Exercise brief:
Word for word, set down the records and skip each picture.

Extracted data:
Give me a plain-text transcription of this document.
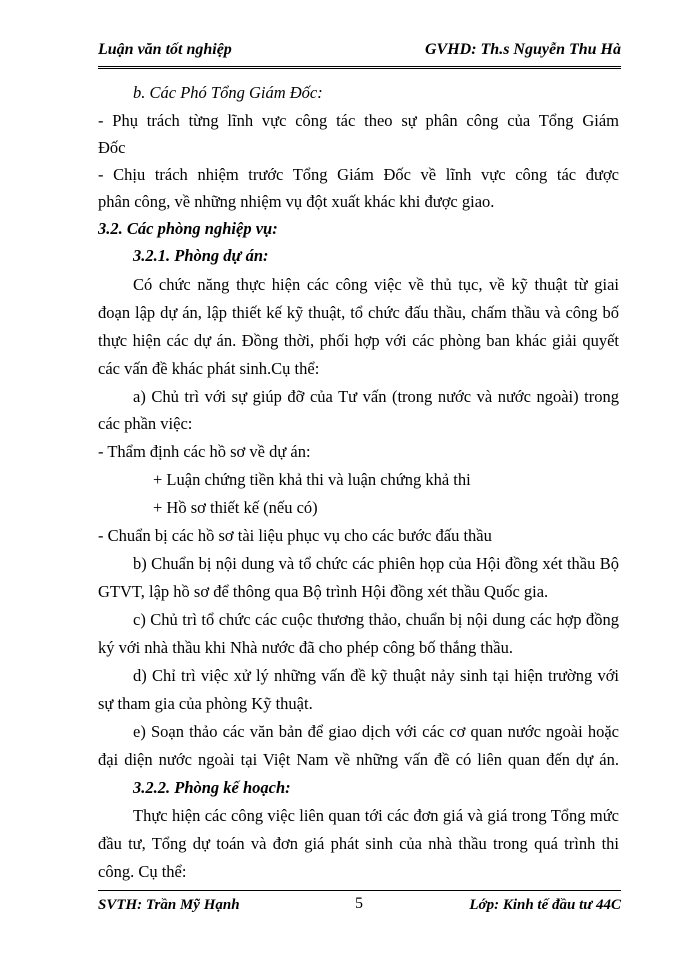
Luận văn tốt nghiệp	GVHD: Th.s Nguyễn Thu Hà
b. Các Phó Tổng Giám Đốc:
- Phụ trách từng lĩnh vực công tác theo sự phân công của Tổng Giám
Đốc
- Chịu trách nhiệm trước Tổng Giám Đốc về lĩnh vực công tác được
phân công, về những nhiệm vụ đột xuất khác khi được giao.
3.2. Các phòng nghiệp vụ:
3.2.1. Phòng dự án:
Có chức năng thực hiện các công việc về thủ tục, về kỹ thuật từ giai
đoạn lập dự án, lập thiết kế kỹ thuật, tổ chức đấu thầu, chấm thầu và công bố
thực hiện các dự án. Đồng thời, phối hợp với các phòng ban khác giải quyết
các vấn đề khác phát sinh.Cụ thể:
a) Chủ trì với sự giúp đỡ của Tư vấn (trong nước và nước ngoài) trong
các phần việc:
- Thẩm định các hồ sơ về dự án:
+ Luận chứng tiền khả thi và luận chứng khả thi
+ Hồ sơ thiết kế (nếu có)
- Chuẩn bị các hồ sơ tài liệu phục vụ cho các bước đấu thầu
b) Chuẩn bị nội dung và tổ chức các phiên họp của Hội đồng xét thầu Bộ
GTVT, lập hồ sơ để thông qua Bộ trình Hội đồng xét thầu Quốc gia.
c) Chủ trì tổ chức các cuộc thương thảo, chuẩn bị nội dung các hợp đồng
ký với nhà thầu khi Nhà nước đã cho phép công bố thắng thầu.
d) Chỉ trì việc xử lý những vấn đề kỹ thuật nảy sinh tại hiện trường với
sự tham gia của phòng Kỹ thuật.
e) Soạn thảo các văn bản để giao dịch với các cơ quan nước ngoài hoặc
đại diện nước ngoài tại Việt Nam về những vấn đề có liên quan đến dự án.
3.2.2. Phòng kế hoạch:
Thực hiện các công việc liên quan tới các đơn giá và giá trong Tổng mức
đầu tư, Tổng dự toán và đơn giá phát sinh của nhà thầu trong quá trình thi
công. Cụ thể:
SVTH: Trần Mỹ Hạnh	5	Lớp: Kinh tế đầu tư 44C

The response:
Give me a plain-text transcription of this document.
Luận văn tốt nghiệp	GVHD: Th.s Nguyễn Thu Hà
b. Các Phó Tổng Giám Đốc:
- Phụ trách từng lĩnh vực công tác theo sự phân công của Tổng Giám
Đốc
- Chịu trách nhiệm trước Tổng Giám Đốc về lĩnh vực công tác được
phân công, về những nhiệm vụ đột xuất khác khi được giao.
3.2. Các phòng nghiệp vụ:
3.2.1. Phòng dự án:
Có chức năng thực hiện các công việc về thủ tục, về kỹ thuật từ giai
đoạn lập dự án, lập thiết kế kỹ thuật, tổ chức đấu thầu, chấm thầu và công bố
thực hiện các dự án. Đồng thời, phối hợp với các phòng ban khác giải quyết
các vấn đề khác phát sinh.Cụ thể:
a) Chủ trì với sự giúp đỡ của Tư vấn (trong nước và nước ngoài) trong
các phần việc:
- Thẩm định các hồ sơ về dự án:
+ Luận chứng tiền khả thi và luận chứng khả thi
+ Hồ sơ thiết kế (nếu có)
- Chuẩn bị các hồ sơ tài liệu phục vụ cho các bước đấu thầu
b) Chuẩn bị nội dung và tổ chức các phiên họp của Hội đồng xét thầu Bộ
GTVT, lập hồ sơ để thông qua Bộ trình Hội đồng xét thầu Quốc gia.
c) Chủ trì tổ chức các cuộc thương thảo, chuẩn bị nội dung các hợp đồng
ký với nhà thầu khi Nhà nước đã cho phép công bố thắng thầu.
d) Chỉ trì việc xử lý những vấn đề kỹ thuật nảy sinh tại hiện trường với
sự tham gia của phòng Kỹ thuật.
e) Soạn thảo các văn bản để giao dịch với các cơ quan nước ngoài hoặc
đại diện nước ngoài tại Việt Nam về những vấn đề có liên quan đến dự án.
3.2.2. Phòng kế hoạch:
Thực hiện các công việc liên quan tới các đơn giá và giá trong Tổng mức
đầu tư, Tổng dự toán và đơn giá phát sinh của nhà thầu trong quá trình thi
công. Cụ thể:
SVTH: Trần Mỹ Hạnh	5	Lớp: Kinh tế đầu tư 44C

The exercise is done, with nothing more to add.